Job:
Report the count of lines that carry the string "text", and add nothing.
[START Recorded data]
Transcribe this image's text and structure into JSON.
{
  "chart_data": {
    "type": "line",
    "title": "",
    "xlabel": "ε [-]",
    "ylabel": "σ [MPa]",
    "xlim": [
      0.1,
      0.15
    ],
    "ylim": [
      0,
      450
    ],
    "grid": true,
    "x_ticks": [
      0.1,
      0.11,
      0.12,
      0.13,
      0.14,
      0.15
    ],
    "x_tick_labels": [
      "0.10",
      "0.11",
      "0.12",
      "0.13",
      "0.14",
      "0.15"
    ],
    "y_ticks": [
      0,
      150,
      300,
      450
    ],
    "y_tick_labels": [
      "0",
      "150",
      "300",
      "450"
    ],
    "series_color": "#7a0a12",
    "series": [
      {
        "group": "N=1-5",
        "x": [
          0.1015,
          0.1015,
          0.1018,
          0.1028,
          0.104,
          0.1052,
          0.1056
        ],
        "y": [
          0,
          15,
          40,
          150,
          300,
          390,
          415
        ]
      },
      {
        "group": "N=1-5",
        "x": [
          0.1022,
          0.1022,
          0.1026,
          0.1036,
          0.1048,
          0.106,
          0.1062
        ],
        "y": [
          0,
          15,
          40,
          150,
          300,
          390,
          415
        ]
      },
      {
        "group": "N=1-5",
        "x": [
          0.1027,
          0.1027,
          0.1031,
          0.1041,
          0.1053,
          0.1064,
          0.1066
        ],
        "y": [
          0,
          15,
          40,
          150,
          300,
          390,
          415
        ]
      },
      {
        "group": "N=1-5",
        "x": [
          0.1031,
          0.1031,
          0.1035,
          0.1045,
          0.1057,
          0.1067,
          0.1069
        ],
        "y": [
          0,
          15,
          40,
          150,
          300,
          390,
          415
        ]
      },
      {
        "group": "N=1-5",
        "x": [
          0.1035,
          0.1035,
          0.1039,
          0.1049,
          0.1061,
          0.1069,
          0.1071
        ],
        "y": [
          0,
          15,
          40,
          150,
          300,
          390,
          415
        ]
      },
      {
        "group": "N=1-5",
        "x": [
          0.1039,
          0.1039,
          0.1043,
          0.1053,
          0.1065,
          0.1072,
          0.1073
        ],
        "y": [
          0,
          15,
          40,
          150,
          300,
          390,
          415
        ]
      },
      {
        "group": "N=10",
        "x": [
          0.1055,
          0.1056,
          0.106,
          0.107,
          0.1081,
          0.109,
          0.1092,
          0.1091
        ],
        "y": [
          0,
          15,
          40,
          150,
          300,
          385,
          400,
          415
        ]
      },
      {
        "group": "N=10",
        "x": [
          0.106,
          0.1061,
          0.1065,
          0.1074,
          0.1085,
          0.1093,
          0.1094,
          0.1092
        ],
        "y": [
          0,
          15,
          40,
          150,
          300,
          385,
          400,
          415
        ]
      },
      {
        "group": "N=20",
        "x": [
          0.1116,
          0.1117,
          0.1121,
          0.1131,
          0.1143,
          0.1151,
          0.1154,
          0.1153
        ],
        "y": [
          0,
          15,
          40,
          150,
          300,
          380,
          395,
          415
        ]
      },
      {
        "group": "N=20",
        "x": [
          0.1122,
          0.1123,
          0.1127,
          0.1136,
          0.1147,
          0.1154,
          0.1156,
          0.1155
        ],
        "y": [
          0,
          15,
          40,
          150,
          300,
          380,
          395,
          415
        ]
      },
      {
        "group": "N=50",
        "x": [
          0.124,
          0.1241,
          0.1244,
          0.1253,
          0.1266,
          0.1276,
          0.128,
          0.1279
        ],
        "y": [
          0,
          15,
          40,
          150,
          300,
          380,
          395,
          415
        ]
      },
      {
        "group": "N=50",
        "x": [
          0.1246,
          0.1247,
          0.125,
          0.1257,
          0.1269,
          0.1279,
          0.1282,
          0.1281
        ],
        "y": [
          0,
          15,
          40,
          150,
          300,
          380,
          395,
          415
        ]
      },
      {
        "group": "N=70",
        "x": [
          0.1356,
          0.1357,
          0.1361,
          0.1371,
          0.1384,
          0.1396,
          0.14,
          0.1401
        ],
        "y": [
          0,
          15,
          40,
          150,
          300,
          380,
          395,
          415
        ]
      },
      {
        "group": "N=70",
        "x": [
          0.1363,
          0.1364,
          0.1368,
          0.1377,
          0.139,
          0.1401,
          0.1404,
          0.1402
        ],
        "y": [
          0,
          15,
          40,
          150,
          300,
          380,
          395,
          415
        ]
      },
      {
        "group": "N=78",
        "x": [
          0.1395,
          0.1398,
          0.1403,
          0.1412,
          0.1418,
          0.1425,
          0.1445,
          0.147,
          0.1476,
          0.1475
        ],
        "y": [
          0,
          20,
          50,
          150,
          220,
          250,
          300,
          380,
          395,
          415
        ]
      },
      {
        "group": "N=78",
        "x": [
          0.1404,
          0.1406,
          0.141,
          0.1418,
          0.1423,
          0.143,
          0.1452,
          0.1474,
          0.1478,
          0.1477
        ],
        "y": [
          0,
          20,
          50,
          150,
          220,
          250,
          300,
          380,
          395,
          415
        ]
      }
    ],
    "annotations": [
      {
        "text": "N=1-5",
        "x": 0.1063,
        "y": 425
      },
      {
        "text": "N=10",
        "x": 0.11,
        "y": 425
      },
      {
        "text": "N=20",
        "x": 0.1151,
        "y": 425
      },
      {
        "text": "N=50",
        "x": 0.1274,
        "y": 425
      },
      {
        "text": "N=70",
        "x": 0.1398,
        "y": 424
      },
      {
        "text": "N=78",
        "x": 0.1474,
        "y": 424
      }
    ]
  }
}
[END Recorded data]
Answer to this task:
7